STATED GOAL 1:
In the records, convert the lines from the one containing "when-verb: состоится bbox=[300, 193, 600, 210]" through the one containing "program-list: - ходьба", inclusive, into a numbered list, leaving out any blank lines.

1093. Count PAT’s (25)

时间限制120 ms
内存限制65536 kB
代码长度限制16000 B
The string APPAPT contains two PAT’s as substrings. The first one is formed by the 2nd, the 4th, and the 6th characters, and the second one is formed by the 3rd, the 4th, and the 6th characters.

Now given any string, you are supposed to tell the number of PAT’s contained in the string.

Input Specification:

Each input file contains one test case. For each case, there is only one line giving a string of no more than 10^5 characters containing only P, A, or T.

Output Specification:

For each test case, print in one line the number of PAT’s contained in the string. Since the result may be a huge number, you only have to output the result moded by 1000000007.

STORED RECORDS:

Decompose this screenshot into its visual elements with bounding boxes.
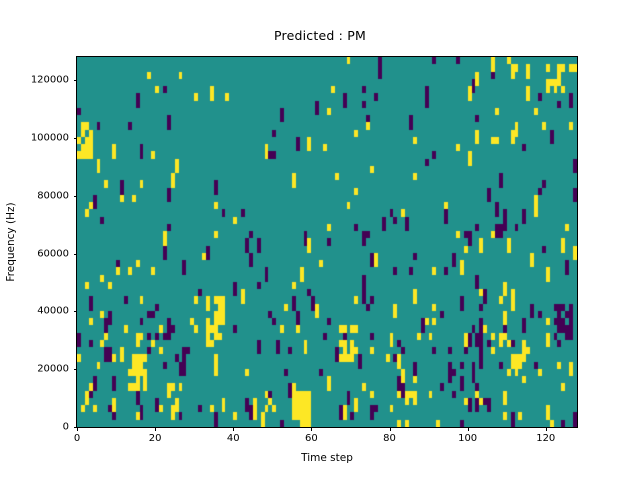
y-tick-label: 20000 (37, 364, 69, 375)
y-tick-mark (74, 311, 78, 312)
y-axis-label: Frequency (Hz) (5, 202, 17, 281)
figure-canvas: Predicted : PM 0200004000060000800001000… (0, 0, 640, 480)
page-title: Predicted : PM (0, 28, 640, 43)
x-tick-mark (233, 427, 234, 431)
y-tick-mark (74, 80, 78, 81)
y-tick-label: 80000 (37, 190, 69, 201)
x-tick-label: 120 (536, 433, 555, 444)
y-tick-label: 120000 (31, 75, 69, 86)
y-tick-label: 40000 (37, 306, 69, 317)
heatmap-axes (76, 56, 578, 428)
x-tick-mark (468, 427, 469, 431)
x-tick-label: 40 (227, 433, 240, 444)
x-tick-label: 80 (383, 433, 396, 444)
x-tick-label: 0 (74, 433, 80, 444)
y-tick-mark (74, 254, 78, 255)
x-tick-mark (390, 427, 391, 431)
y-tick-mark (74, 196, 78, 197)
y-tick-label: 60000 (37, 248, 69, 259)
y-tick-label: 100000 (31, 132, 69, 143)
x-tick-label: 60 (305, 433, 318, 444)
x-tick-mark (155, 427, 156, 431)
x-tick-mark (77, 427, 78, 431)
y-tick-label: 0 (63, 422, 69, 433)
x-axis-label: Time step (77, 452, 577, 464)
x-tick-label: 100 (458, 433, 477, 444)
x-tick-mark (546, 427, 547, 431)
heatmap-image (77, 57, 577, 427)
x-tick-mark (311, 427, 312, 431)
y-tick-mark (74, 369, 78, 370)
y-tick-mark (74, 138, 78, 139)
x-tick-label: 20 (149, 433, 162, 444)
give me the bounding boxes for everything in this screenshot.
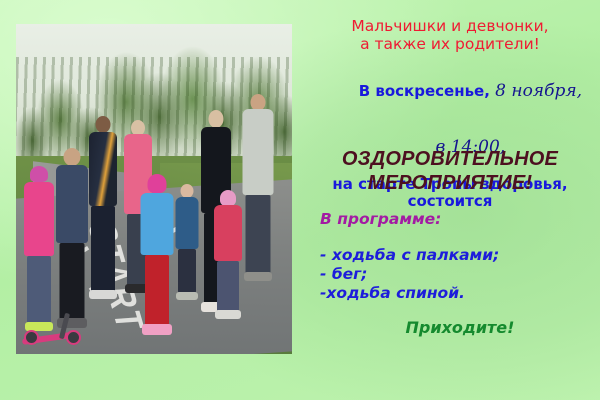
when-verb: состоится bbox=[300, 193, 600, 210]
event-title-line-1: ОЗДОРОВИТЕЛЬНОЕ bbox=[300, 148, 600, 172]
event-title-line-2: МЕРОПРИЯТИЕ! bbox=[300, 172, 600, 196]
program-list: - ходьба с палками; - бег; -ходьба спино… bbox=[320, 246, 590, 303]
call-to-action-text: Приходите! bbox=[330, 318, 590, 337]
event-photo: START bbox=[16, 24, 292, 354]
headline-line-1: Мальчишки и девчонки, bbox=[300, 18, 600, 36]
program-label-block: В программе: bbox=[320, 210, 590, 228]
photo-child-background-blue bbox=[174, 184, 200, 306]
event-title-block: ОЗДОРОВИТЕЛЬНОЕ МЕРОПРИЯТИЕ! bbox=[300, 148, 600, 195]
headline-line-2: а также их родители! bbox=[300, 36, 600, 54]
photo-person-adult-dark bbox=[86, 116, 120, 306]
photo-child-navy-jacket bbox=[54, 148, 90, 336]
scooter-wheel-rear bbox=[66, 330, 81, 345]
photo-frame: START bbox=[16, 24, 292, 354]
list-item: - ходьба с палками; bbox=[320, 246, 590, 265]
photo-pink-scooter bbox=[22, 313, 86, 347]
poster: START bbox=[0, 0, 600, 400]
headline-block: Мальчишки и девчонки, а также их родител… bbox=[300, 18, 600, 53]
list-item: -ходьба спиной. bbox=[320, 284, 590, 303]
list-item: - бег; bbox=[320, 265, 590, 284]
scooter-wheel-front bbox=[24, 330, 39, 345]
poster-text-column: Мальчишки и девчонки, а также их родител… bbox=[300, 0, 600, 400]
photo-child-pink-hat-small bbox=[212, 190, 244, 330]
when-line-1: В воскресенье, 8 ноября, bbox=[300, 64, 600, 120]
photo-person-man-cap bbox=[240, 94, 276, 294]
when-weekday: В воскресенье, bbox=[359, 82, 495, 100]
photo-child-blue-jacket-red-pants bbox=[138, 174, 176, 350]
program-label: В программе: bbox=[320, 210, 590, 228]
call-to-action-block: Приходите! bbox=[330, 318, 590, 337]
photo-child-pink-helmet bbox=[22, 166, 56, 336]
when-date: 8 ноября, bbox=[495, 81, 582, 101]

STATED GOAL 2:
Answer these questions about the PAT-counting problem statement:
(a) In the string APPAPT, which characters form the first PAT?
(b) What is the maximum number of characters in the input string?
(c) Modulo what number must the result be output?

SOLUTION 1:
1. when-verb: состоится bbox=[300, 193, 600, 210]
2. event-title-line-1: ОЗДОРОВИТЕЛЬНОЕ bbox=[300, 148, 600, 172]
3. event-title-line-2: МЕРОПРИЯТИЕ! bbox=[300, 172, 600, 196]
4. program-list: - ходьба с палками; - бег; -ходьба спино… bbox=[320, 246, 590, 303]

SOLUTION 2:
(a) The 2nd, the 4th, and the 6th characters.
(b) No more than 10^5 characters.
(c) 1000000007.